(Dataset rows about figures)
— start —
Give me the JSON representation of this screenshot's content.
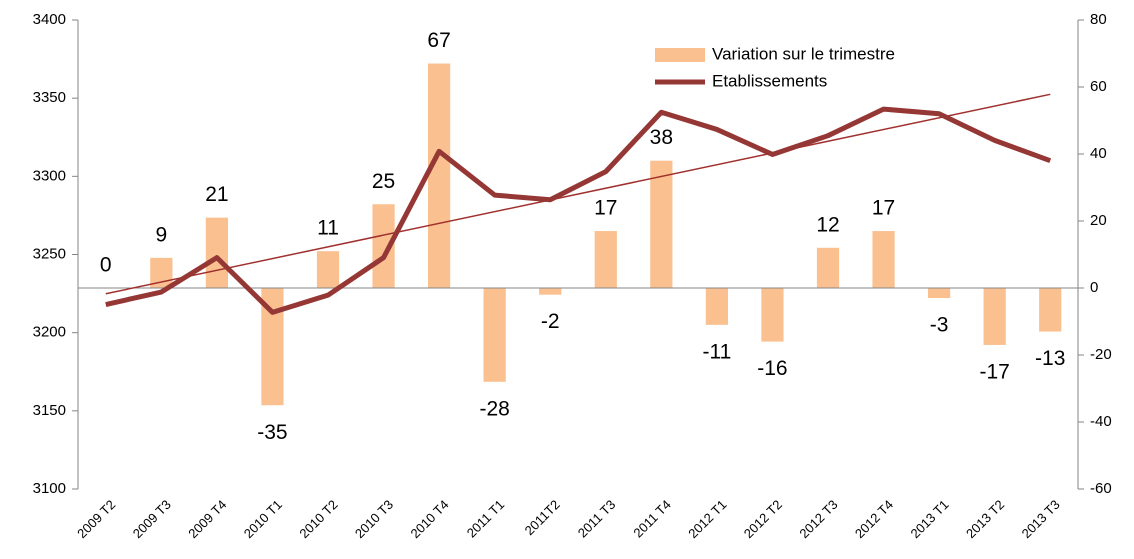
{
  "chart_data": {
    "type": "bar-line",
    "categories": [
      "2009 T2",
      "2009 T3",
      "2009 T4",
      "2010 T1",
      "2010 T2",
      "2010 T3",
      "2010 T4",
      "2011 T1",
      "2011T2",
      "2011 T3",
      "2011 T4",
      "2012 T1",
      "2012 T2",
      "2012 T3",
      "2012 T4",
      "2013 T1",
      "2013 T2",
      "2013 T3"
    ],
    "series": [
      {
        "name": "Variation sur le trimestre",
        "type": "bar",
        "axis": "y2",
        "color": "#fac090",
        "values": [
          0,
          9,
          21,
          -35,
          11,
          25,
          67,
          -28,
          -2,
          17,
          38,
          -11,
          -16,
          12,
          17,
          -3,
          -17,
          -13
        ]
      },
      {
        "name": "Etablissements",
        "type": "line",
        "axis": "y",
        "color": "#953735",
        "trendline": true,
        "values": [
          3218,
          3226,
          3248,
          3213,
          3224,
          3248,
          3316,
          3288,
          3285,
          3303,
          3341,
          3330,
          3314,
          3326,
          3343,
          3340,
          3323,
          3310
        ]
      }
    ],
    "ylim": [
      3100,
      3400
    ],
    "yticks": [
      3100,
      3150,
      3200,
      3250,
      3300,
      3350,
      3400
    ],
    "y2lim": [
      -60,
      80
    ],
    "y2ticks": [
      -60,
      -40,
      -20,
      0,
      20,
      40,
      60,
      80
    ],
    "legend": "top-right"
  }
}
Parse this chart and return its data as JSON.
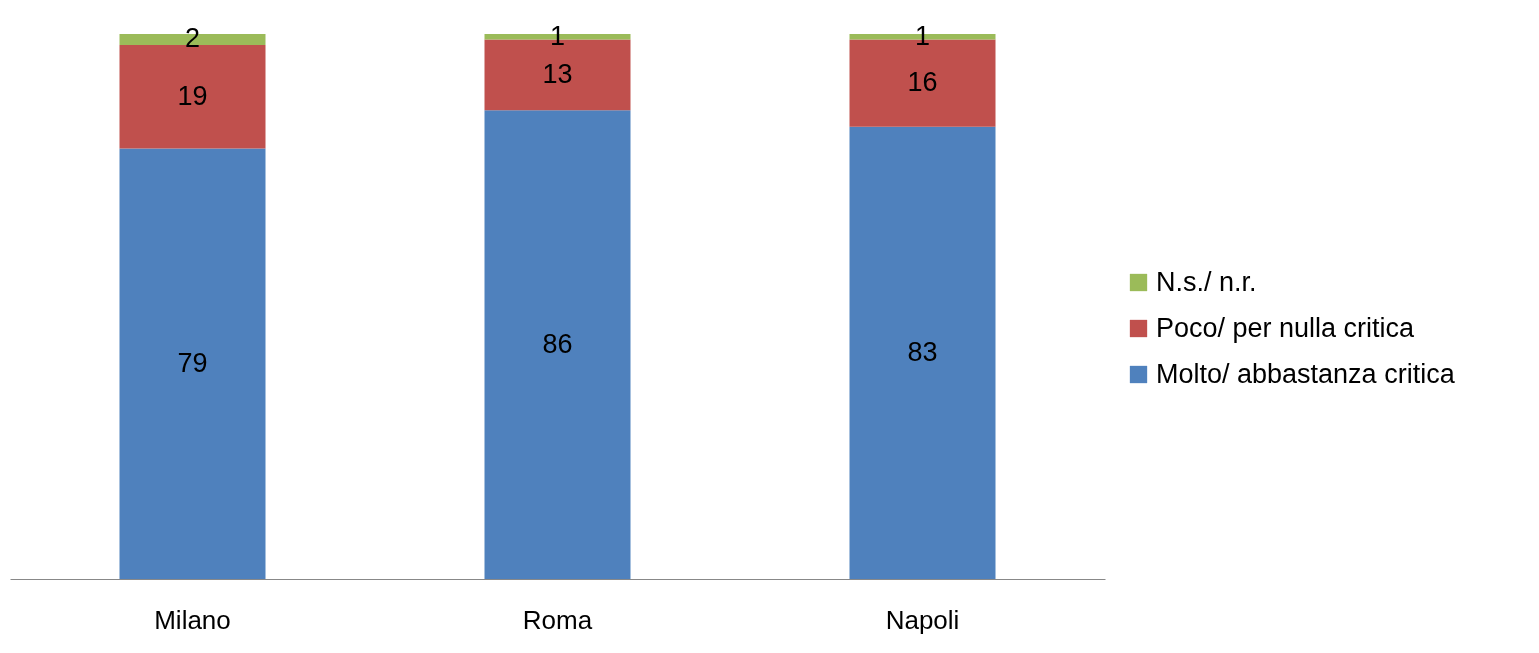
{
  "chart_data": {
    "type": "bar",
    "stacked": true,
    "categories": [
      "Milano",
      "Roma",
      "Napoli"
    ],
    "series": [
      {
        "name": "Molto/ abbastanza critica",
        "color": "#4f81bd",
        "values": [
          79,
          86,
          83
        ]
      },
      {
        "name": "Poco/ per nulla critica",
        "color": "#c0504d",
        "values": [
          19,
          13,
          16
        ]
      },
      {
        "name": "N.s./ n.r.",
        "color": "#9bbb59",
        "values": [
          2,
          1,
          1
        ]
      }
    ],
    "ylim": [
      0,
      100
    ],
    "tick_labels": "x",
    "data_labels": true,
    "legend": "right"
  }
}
— end —
Your task:
Reproduce the records above exactly, leaving out every picture they contain.

Finished exercise:
Give me the JSON representation of this screenshot's content.
{
  "chart_data": {
    "type": "bar-line",
    "categories": [
      "2009 T2",
      "2009 T3",
      "2009 T4",
      "2010 T1",
      "2010 T2",
      "2010 T3",
      "2010 T4",
      "2011 T1",
      "2011T2",
      "2011 T3",
      "2011 T4",
      "2012 T1",
      "2012 T2",
      "2012 T3",
      "2012 T4",
      "2013 T1",
      "2013 T2",
      "2013 T3"
    ],
    "series": [
      {
        "name": "Variation sur le trimestre",
        "type": "bar",
        "axis": "y2",
        "color": "#fac090",
        "values": [
          0,
          9,
          21,
          -35,
          11,
          25,
          67,
          -28,
          -2,
          17,
          38,
          -11,
          -16,
          12,
          17,
          -3,
          -17,
          -13
        ]
      },
      {
        "name": "Etablissements",
        "type": "line",
        "axis": "y",
        "color": "#953735",
        "trendline": true,
        "values": [
          3218,
          3226,
          3248,
          3213,
          3224,
          3248,
          3316,
          3288,
          3285,
          3303,
          3341,
          3330,
          3314,
          3326,
          3343,
          3340,
          3323,
          3310
        ]
      }
    ],
    "ylim": [
      3100,
      3400
    ],
    "yticks": [
      3100,
      3150,
      3200,
      3250,
      3300,
      3350,
      3400
    ],
    "y2lim": [
      -60,
      80
    ],
    "y2ticks": [
      -60,
      -40,
      -20,
      0,
      20,
      40,
      60,
      80
    ],
    "legend": "top-right"
  }
}
Parse this chart and return its data as JSON.
{
  "chart_data": {
    "type": "bar",
    "stacked": true,
    "categories": [
      "Milano",
      "Roma",
      "Napoli"
    ],
    "series": [
      {
        "name": "Molto/ abbastanza critica",
        "color": "#4f81bd",
        "values": [
          79,
          86,
          83
        ]
      },
      {
        "name": "Poco/ per nulla critica",
        "color": "#c0504d",
        "values": [
          19,
          13,
          16
        ]
      },
      {
        "name": "N.s./ n.r.",
        "color": "#9bbb59",
        "values": [
          2,
          1,
          1
        ]
      }
    ],
    "ylim": [
      0,
      100
    ],
    "tick_labels": "x",
    "data_labels": true,
    "legend": "right"
  }
}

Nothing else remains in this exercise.